- Data to process

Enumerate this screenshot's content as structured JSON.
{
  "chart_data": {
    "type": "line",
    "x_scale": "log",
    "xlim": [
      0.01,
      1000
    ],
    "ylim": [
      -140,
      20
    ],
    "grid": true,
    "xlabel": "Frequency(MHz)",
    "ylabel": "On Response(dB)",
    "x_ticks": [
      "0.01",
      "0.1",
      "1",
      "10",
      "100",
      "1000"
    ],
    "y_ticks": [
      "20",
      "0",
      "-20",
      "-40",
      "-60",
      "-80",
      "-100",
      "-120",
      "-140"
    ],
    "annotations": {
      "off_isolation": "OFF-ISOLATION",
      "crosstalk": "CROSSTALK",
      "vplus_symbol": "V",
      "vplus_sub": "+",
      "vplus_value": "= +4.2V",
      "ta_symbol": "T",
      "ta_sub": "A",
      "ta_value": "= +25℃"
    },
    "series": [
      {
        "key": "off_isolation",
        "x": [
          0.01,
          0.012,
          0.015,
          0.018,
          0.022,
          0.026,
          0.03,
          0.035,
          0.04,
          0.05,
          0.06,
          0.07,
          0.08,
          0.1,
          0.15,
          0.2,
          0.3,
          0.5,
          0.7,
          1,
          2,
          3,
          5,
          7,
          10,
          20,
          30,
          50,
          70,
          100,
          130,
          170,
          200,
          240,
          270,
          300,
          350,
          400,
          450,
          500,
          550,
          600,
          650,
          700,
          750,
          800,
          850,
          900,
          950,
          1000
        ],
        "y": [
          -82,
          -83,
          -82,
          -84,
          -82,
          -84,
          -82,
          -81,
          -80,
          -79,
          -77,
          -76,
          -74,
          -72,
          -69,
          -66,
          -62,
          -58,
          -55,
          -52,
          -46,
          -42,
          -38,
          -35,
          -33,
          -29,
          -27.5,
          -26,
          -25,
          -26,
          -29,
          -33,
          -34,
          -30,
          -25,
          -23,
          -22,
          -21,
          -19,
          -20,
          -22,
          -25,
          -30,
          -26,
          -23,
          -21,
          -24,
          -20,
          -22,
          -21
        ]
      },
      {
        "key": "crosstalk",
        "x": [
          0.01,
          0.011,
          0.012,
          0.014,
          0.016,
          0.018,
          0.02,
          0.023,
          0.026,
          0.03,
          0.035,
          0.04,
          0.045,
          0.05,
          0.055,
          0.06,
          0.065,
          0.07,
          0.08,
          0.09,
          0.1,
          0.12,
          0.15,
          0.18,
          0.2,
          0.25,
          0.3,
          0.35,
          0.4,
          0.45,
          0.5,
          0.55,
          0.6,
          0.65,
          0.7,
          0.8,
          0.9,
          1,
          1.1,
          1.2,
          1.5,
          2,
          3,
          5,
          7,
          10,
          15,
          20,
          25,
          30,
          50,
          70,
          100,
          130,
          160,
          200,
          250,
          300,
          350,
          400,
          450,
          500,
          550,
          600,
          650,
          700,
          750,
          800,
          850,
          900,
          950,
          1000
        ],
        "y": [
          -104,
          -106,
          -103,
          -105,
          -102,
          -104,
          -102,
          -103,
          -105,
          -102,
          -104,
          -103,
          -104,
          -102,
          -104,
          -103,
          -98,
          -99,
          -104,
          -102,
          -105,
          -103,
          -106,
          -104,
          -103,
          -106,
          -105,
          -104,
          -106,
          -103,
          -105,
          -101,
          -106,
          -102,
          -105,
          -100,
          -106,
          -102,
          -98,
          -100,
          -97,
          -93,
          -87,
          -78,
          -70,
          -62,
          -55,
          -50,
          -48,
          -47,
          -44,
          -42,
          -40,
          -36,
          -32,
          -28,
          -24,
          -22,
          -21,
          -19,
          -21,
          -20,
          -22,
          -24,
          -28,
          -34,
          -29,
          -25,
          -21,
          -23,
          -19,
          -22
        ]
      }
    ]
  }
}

- Work to complete
Each entry above is to be printed again exactly.

- Written reply
Enumerate this screenshot's content as structured JSON.
{
  "chart_data": {
    "type": "line",
    "x_scale": "log",
    "xlim": [
      0.01,
      1000
    ],
    "ylim": [
      -140,
      20
    ],
    "grid": true,
    "xlabel": "Frequency(MHz)",
    "ylabel": "On Response(dB)",
    "x_ticks": [
      "0.01",
      "0.1",
      "1",
      "10",
      "100",
      "1000"
    ],
    "y_ticks": [
      "20",
      "0",
      "-20",
      "-40",
      "-60",
      "-80",
      "-100",
      "-120",
      "-140"
    ],
    "annotations": {
      "off_isolation": "OFF-ISOLATION",
      "crosstalk": "CROSSTALK",
      "vplus_symbol": "V",
      "vplus_sub": "+",
      "vplus_value": "= +4.2V",
      "ta_symbol": "T",
      "ta_sub": "A",
      "ta_value": "= +25℃"
    },
    "series": [
      {
        "key": "off_isolation",
        "x": [
          0.01,
          0.012,
          0.015,
          0.018,
          0.022,
          0.026,
          0.03,
          0.035,
          0.04,
          0.05,
          0.06,
          0.07,
          0.08,
          0.1,
          0.15,
          0.2,
          0.3,
          0.5,
          0.7,
          1,
          2,
          3,
          5,
          7,
          10,
          20,
          30,
          50,
          70,
          100,
          130,
          170,
          200,
          240,
          270,
          300,
          350,
          400,
          450,
          500,
          550,
          600,
          650,
          700,
          750,
          800,
          850,
          900,
          950,
          1000
        ],
        "y": [
          -82,
          -83,
          -82,
          -84,
          -82,
          -84,
          -82,
          -81,
          -80,
          -79,
          -77,
          -76,
          -74,
          -72,
          -69,
          -66,
          -62,
          -58,
          -55,
          -52,
          -46,
          -42,
          -38,
          -35,
          -33,
          -29,
          -27.5,
          -26,
          -25,
          -26,
          -29,
          -33,
          -34,
          -30,
          -25,
          -23,
          -22,
          -21,
          -19,
          -20,
          -22,
          -25,
          -30,
          -26,
          -23,
          -21,
          -24,
          -20,
          -22,
          -21
        ]
      },
      {
        "key": "crosstalk",
        "x": [
          0.01,
          0.011,
          0.012,
          0.014,
          0.016,
          0.018,
          0.02,
          0.023,
          0.026,
          0.03,
          0.035,
          0.04,
          0.045,
          0.05,
          0.055,
          0.06,
          0.065,
          0.07,
          0.08,
          0.09,
          0.1,
          0.12,
          0.15,
          0.18,
          0.2,
          0.25,
          0.3,
          0.35,
          0.4,
          0.45,
          0.5,
          0.55,
          0.6,
          0.65,
          0.7,
          0.8,
          0.9,
          1,
          1.1,
          1.2,
          1.5,
          2,
          3,
          5,
          7,
          10,
          15,
          20,
          25,
          30,
          50,
          70,
          100,
          130,
          160,
          200,
          250,
          300,
          350,
          400,
          450,
          500,
          550,
          600,
          650,
          700,
          750,
          800,
          850,
          900,
          950,
          1000
        ],
        "y": [
          -104,
          -106,
          -103,
          -105,
          -102,
          -104,
          -102,
          -103,
          -105,
          -102,
          -104,
          -103,
          -104,
          -102,
          -104,
          -103,
          -98,
          -99,
          -104,
          -102,
          -105,
          -103,
          -106,
          -104,
          -103,
          -106,
          -105,
          -104,
          -106,
          -103,
          -105,
          -101,
          -106,
          -102,
          -105,
          -100,
          -106,
          -102,
          -98,
          -100,
          -97,
          -93,
          -87,
          -78,
          -70,
          -62,
          -55,
          -50,
          -48,
          -47,
          -44,
          -42,
          -40,
          -36,
          -32,
          -28,
          -24,
          -22,
          -21,
          -19,
          -21,
          -20,
          -22,
          -24,
          -28,
          -34,
          -29,
          -25,
          -21,
          -23,
          -19,
          -22
        ]
      }
    ]
  }
}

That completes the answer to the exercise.